TEXT PASSAGE:

Implementation of "Slow-Fast Auditory Streams for Audio Recognition, ICASSP, 2021" in PyTorch

Last update: Dec 07, 2022

Overview

Auditory Slow-Fast

This repository implements the model proposed in the paper:

Evangelos Kazakos, Arsha Nagrani, Andrew Zisserman, Dima Damen, Slow-Fast Auditory Streams for Audio Recognition, ICASSP, 2021

Project's webpage

arXiv paper

Citing

When using this code, kindly reference:

@ARTICLE{Kazakos2021SlowFastAuditory,
   title={Slow-Fast Auditory Streams For Audio Recognition},
   author={Kazakos, Evangelos and Nagrani, Arsha and Zisserman, Andrew and Damen, Dima},
           journal   = {CoRR},
           volume    = {abs/2103.03516},
           year      = {2021},
           ee        = {https://arxiv.org/abs/2103.03516},
}

Pretrained models

You can download our pretrained models on VGG-Sound and EPIC-KITCHENS-100:

Slow-Fast (EPIC-KITCHENS-100) link
Slow (EPIC-KITCHENS-100) link
Fast (EPIC-KITCHENS-100) link
Slow-Fast (VGG-Sound) link
Slow (VGG-Sound) link
Fast (VGG-Sound) link

Preparation

Requirements:
- PyTorch 1.7.1
- librosa: conda install -c conda-forge librosa
- h5py: conda install h5py
- wandb: pip install wandb
- fvcore: pip install 'git+https://github.com/facebookresearch/fvcore'
- simplejson: pip install simplejson
- psutil: pip install psutil
- tensorboard: pip install tensorboard
Add this repository to $PYTHONPATH.

Some records
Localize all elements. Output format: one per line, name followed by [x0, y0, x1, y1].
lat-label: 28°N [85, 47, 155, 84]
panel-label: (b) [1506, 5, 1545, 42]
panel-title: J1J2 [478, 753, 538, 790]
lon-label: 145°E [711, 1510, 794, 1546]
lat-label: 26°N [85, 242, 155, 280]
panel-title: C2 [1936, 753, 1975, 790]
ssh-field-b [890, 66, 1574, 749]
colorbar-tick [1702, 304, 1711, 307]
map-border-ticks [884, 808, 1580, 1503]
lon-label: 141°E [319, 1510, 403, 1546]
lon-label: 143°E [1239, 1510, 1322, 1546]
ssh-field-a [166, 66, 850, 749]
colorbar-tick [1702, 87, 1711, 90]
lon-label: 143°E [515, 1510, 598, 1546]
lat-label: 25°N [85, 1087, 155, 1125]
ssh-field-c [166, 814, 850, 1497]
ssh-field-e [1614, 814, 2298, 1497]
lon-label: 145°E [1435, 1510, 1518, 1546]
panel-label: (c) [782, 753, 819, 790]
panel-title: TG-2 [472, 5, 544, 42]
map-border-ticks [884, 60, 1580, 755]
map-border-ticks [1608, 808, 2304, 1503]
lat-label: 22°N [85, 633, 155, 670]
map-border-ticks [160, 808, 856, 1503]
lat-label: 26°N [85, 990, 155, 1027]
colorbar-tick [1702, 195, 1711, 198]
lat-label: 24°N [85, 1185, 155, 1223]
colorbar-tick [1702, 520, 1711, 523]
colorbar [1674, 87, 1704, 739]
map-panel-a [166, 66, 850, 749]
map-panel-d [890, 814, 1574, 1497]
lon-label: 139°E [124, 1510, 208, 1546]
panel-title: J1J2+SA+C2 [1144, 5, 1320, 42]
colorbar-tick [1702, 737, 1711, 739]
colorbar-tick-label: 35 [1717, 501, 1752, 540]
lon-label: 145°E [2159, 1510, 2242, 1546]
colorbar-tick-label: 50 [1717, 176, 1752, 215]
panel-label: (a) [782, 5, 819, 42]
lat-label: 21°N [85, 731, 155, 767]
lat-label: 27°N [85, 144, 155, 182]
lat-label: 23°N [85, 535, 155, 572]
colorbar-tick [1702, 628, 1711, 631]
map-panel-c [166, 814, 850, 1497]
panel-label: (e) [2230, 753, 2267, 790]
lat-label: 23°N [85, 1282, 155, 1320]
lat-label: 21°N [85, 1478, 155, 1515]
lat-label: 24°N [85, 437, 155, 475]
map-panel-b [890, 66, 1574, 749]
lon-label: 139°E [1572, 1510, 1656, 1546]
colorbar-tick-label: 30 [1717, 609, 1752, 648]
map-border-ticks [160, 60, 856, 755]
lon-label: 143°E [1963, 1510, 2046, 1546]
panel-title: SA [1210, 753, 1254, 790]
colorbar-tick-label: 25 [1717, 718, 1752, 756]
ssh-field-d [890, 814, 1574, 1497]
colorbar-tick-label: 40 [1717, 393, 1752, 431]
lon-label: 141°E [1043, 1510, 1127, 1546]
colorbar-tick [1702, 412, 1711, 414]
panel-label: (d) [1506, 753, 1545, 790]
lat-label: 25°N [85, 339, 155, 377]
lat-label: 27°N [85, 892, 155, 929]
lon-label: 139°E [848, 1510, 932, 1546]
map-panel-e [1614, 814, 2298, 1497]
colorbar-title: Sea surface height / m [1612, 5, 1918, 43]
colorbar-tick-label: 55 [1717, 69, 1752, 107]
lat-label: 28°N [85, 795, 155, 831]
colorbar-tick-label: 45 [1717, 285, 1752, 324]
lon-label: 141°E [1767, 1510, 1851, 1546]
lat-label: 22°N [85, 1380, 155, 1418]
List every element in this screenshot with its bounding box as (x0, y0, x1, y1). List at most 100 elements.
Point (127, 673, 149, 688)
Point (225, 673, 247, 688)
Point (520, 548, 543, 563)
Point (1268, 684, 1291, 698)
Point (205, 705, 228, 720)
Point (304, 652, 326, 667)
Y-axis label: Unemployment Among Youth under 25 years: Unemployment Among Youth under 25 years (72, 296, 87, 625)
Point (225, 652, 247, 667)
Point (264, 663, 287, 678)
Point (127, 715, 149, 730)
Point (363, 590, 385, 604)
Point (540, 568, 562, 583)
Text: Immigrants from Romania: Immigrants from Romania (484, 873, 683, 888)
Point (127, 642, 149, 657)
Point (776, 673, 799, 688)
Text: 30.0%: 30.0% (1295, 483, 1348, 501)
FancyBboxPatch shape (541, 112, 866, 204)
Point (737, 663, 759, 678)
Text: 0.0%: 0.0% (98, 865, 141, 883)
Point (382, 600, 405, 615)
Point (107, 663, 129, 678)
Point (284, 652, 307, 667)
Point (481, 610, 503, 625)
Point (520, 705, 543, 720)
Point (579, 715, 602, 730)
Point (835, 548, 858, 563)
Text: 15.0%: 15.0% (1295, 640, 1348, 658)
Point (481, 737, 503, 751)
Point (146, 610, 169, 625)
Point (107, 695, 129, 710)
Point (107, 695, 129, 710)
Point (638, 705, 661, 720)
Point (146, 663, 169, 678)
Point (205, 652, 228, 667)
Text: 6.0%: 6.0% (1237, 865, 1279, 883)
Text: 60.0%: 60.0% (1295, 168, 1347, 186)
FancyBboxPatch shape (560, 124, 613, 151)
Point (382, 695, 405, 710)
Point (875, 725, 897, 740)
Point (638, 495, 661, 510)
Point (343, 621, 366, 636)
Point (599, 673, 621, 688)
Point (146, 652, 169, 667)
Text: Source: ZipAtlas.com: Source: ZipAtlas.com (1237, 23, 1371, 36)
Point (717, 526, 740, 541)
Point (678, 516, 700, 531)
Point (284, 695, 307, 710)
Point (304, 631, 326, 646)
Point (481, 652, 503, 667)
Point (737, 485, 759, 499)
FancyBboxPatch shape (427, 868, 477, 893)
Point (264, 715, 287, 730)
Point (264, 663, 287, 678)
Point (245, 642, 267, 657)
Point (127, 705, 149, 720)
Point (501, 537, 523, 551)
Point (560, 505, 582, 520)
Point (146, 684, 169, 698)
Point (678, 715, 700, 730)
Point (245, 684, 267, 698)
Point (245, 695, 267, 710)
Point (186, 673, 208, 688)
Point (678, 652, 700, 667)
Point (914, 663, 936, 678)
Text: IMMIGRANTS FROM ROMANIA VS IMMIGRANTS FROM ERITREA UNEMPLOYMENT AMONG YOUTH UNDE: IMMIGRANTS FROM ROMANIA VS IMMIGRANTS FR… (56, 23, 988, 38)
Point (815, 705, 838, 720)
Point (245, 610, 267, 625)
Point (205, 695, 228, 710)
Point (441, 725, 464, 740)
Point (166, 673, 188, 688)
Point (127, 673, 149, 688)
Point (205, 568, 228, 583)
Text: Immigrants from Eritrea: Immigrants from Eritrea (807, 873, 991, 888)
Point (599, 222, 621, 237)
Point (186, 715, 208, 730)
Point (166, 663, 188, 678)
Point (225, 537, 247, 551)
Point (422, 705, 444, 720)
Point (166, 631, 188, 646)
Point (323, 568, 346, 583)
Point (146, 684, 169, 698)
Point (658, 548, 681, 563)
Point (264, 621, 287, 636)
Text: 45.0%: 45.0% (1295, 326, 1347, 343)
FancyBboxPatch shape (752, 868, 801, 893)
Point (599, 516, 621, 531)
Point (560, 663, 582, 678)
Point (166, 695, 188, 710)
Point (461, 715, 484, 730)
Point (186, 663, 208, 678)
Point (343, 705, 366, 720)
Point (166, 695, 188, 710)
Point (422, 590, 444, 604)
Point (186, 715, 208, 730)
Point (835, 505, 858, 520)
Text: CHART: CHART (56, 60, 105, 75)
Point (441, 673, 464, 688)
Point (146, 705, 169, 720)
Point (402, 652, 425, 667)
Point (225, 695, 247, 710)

SET EXERCISE:
Extend the Auditory Slow-Fast repository description above, starting after its final sentence about $PYTHONPATH.

WRITTEN REPLY:
export PYTHONPATH=/path/to/auditory-slow-fast/slowfast:$PYTHONPATH

VGG-Sound:
1. Download the audio. For instructions see here
2. Download train.pkl (link) and test.pkl (link). I converted the original train.csv and test.csv (found here) to pickle files with column names for easier use
EPIC-KITCHENS:
1. From the annotation repository of EPIC-KITCHENS-100 (link), download: EPIC_100_train.pkl, EPIC_100_validation.pkl, and EPIC_100_test_timestamps.pkl. EPIC_100_train.pkl and EPIC_100_validation.pkl will be used for training/validation, while EPIC_100_test_timestamps.pkl can be used to obtain the scores to submit in the AR challenge.
2. Download all the videos of EPIC-KITCHENS-100 using the download scripts found here, where you can also find detailed instructions on using the scripts.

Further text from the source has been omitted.